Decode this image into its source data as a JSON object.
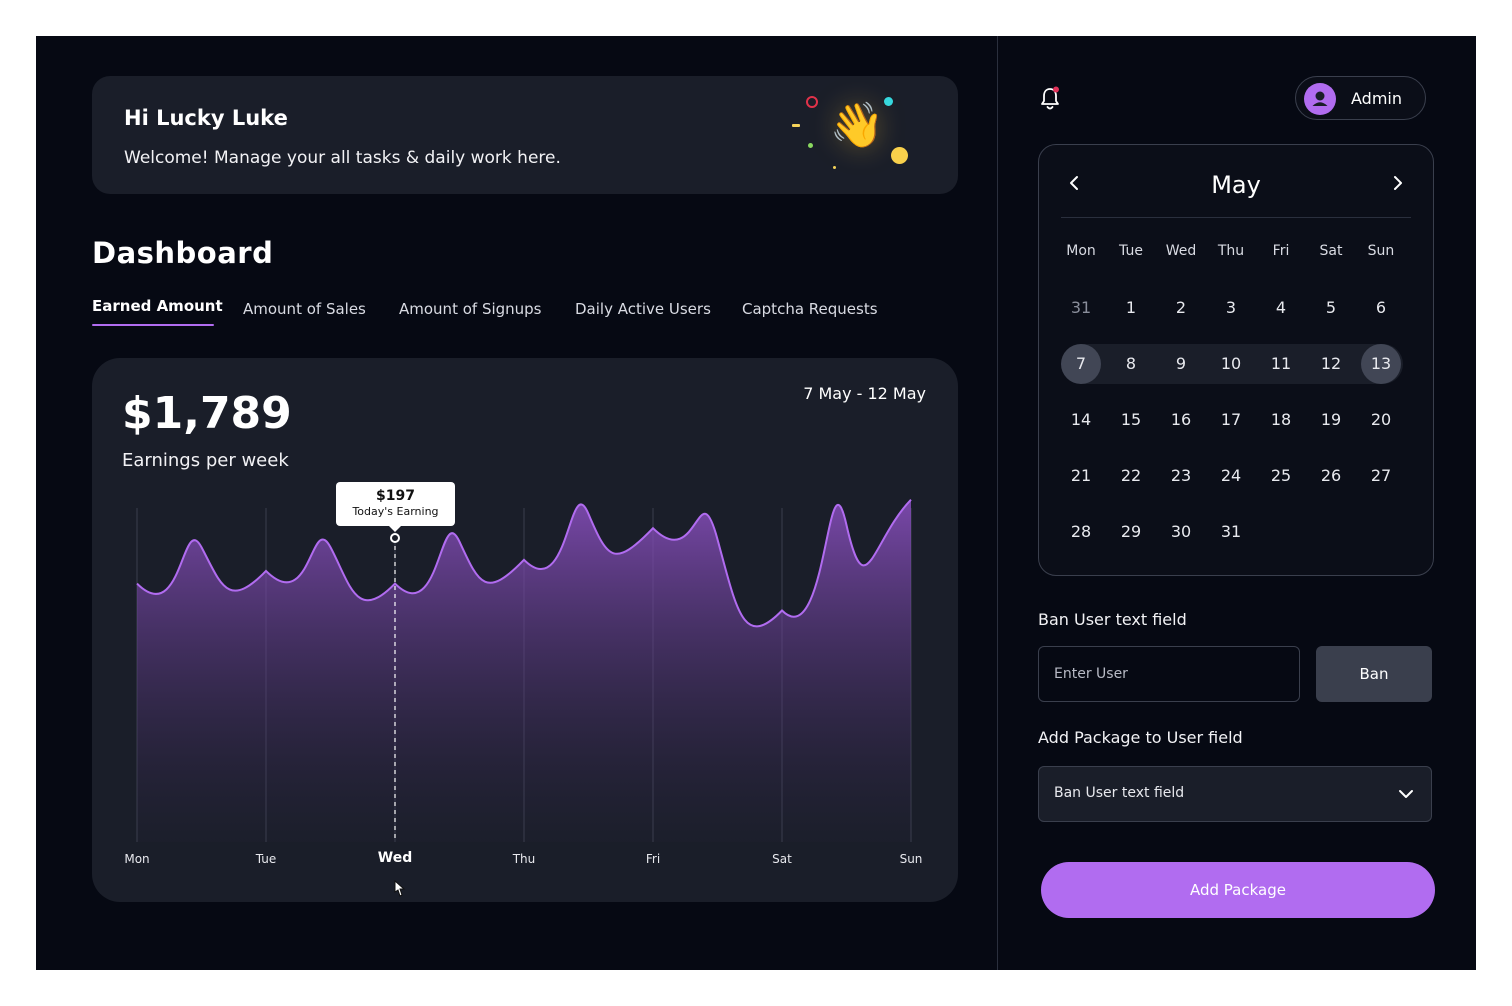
{
  "welcome": {
    "greeting": "Hi Lucky Luke",
    "message": "Welcome! Manage your all tasks & daily work here.",
    "emoji": "👋"
  },
  "dashboard": {
    "title": "Dashboard",
    "tabs": [
      "Earned Amount",
      "Amount of Sales",
      "Amount of Signups",
      "Daily Active Users",
      "Captcha Requests"
    ],
    "active_tab": "Earned Amount"
  },
  "earnings": {
    "amount": "$1,789",
    "label": "Earnings per week",
    "range": "7 May - 12 May",
    "tooltip_value": "$197",
    "tooltip_label": "Today's Earning"
  },
  "chart_data": {
    "type": "area",
    "categories": [
      "Mon",
      "Tue",
      "Wed",
      "Thu",
      "Fri",
      "Sat",
      "Sun"
    ],
    "highlighted_category": "Wed",
    "series": [
      {
        "values": [
          197,
          205,
          197,
          212,
          232,
          180,
          250
        ]
      }
    ],
    "grid": "vertical",
    "color": "#b16cf0"
  },
  "user": {
    "name": "Admin",
    "avatar_icon": "user-icon"
  },
  "calendar": {
    "month": "May",
    "weekdays": [
      "Mon",
      "Tue",
      "Wed",
      "Thu",
      "Fri",
      "Sat",
      "Sun"
    ],
    "weeks": [
      [
        "31",
        "1",
        "2",
        "3",
        "4",
        "5",
        "6"
      ],
      [
        "7",
        "8",
        "9",
        "10",
        "11",
        "12",
        "13"
      ],
      [
        "14",
        "15",
        "16",
        "17",
        "18",
        "19",
        "20"
      ],
      [
        "21",
        "22",
        "23",
        "24",
        "25",
        "26",
        "27"
      ],
      [
        "28",
        "29",
        "30",
        "31",
        "",
        "",
        ""
      ]
    ],
    "selected_range": [
      "7",
      "13"
    ]
  },
  "ban": {
    "label": "Ban User text field",
    "placeholder": "Enter User",
    "button": "Ban"
  },
  "package": {
    "label": "Add Package to User field",
    "selected": "Ban User text field",
    "button": "Add Package"
  },
  "colors": {
    "accent": "#b16cf0",
    "background": "#060913",
    "card": "#1a1e29"
  }
}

==*==

Return each full line of the entries that contains the word "Earned".

      "Earned Amount",
    "active_tab": "Earned Amount"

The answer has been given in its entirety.